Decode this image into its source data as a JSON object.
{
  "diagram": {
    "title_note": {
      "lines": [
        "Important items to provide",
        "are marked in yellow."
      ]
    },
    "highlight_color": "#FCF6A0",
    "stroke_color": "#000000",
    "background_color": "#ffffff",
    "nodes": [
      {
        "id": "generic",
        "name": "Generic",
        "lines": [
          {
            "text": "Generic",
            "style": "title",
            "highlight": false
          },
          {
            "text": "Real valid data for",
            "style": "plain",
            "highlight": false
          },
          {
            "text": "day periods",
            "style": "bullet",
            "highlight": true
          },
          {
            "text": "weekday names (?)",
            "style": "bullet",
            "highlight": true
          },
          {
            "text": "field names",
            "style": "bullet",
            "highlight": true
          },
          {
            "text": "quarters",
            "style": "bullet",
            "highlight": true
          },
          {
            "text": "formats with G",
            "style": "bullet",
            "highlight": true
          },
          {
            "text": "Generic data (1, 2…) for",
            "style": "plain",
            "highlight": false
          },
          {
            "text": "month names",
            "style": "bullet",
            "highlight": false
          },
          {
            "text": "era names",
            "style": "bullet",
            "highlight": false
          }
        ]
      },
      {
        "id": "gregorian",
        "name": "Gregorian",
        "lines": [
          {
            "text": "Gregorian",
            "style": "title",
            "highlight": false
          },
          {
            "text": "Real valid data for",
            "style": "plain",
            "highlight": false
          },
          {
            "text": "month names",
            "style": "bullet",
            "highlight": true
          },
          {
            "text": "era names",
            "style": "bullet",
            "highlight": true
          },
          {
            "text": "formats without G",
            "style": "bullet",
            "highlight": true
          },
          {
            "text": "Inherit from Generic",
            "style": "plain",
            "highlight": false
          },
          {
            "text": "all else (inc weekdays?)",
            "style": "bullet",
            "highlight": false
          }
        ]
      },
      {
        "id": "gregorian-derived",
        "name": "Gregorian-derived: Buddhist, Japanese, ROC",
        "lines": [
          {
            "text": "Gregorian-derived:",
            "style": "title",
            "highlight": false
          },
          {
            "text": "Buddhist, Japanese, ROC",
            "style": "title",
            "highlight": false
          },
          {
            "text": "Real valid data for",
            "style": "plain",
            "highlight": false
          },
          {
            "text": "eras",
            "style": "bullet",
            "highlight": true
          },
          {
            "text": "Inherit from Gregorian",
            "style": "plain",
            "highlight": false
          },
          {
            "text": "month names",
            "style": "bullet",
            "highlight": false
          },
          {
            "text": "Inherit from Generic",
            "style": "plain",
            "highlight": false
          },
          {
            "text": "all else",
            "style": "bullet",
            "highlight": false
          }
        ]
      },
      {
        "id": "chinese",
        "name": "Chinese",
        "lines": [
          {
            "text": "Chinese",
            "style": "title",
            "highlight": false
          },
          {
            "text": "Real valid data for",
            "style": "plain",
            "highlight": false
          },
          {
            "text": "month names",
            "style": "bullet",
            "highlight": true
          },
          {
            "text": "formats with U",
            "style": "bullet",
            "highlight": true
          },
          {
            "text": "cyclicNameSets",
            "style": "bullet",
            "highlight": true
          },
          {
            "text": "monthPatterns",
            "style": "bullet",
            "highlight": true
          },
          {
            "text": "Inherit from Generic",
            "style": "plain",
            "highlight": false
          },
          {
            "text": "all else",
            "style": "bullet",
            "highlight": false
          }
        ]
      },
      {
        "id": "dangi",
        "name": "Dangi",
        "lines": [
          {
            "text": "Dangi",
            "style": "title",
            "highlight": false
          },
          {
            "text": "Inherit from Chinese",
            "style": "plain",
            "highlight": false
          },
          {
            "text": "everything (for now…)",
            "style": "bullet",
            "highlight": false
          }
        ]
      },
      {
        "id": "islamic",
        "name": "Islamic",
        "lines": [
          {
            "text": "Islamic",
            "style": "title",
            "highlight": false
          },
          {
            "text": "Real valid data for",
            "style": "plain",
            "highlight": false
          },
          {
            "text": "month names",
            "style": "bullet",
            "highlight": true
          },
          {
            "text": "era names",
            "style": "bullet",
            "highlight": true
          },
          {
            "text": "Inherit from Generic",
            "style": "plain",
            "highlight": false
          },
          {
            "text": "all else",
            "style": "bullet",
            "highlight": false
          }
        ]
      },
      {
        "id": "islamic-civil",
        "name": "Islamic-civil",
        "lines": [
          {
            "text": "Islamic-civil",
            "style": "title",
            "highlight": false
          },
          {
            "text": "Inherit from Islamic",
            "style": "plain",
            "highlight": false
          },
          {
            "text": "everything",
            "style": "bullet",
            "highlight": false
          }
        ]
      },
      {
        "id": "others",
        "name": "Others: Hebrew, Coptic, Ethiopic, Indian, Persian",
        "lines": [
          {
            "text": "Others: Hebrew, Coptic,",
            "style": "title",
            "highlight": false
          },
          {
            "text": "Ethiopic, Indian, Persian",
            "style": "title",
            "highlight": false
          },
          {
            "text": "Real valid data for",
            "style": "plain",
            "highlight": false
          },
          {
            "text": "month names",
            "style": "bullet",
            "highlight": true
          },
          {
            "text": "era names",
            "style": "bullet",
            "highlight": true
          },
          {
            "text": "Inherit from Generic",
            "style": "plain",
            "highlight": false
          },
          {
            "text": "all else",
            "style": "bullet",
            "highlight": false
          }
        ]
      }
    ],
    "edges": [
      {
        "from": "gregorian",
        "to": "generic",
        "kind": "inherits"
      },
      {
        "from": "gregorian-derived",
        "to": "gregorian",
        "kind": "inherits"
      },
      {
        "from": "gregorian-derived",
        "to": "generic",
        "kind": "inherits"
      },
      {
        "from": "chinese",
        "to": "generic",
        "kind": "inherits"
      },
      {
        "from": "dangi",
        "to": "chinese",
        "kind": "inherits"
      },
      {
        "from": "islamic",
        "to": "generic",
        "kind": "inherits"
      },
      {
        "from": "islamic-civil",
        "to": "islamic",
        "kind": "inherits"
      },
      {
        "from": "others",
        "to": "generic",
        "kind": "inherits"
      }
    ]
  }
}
****************
Challenge:
Which lines of the data include "everything"? Copy each of them.

Exercise answer:
            "text": "everything (for now…)",
            "text": "everything",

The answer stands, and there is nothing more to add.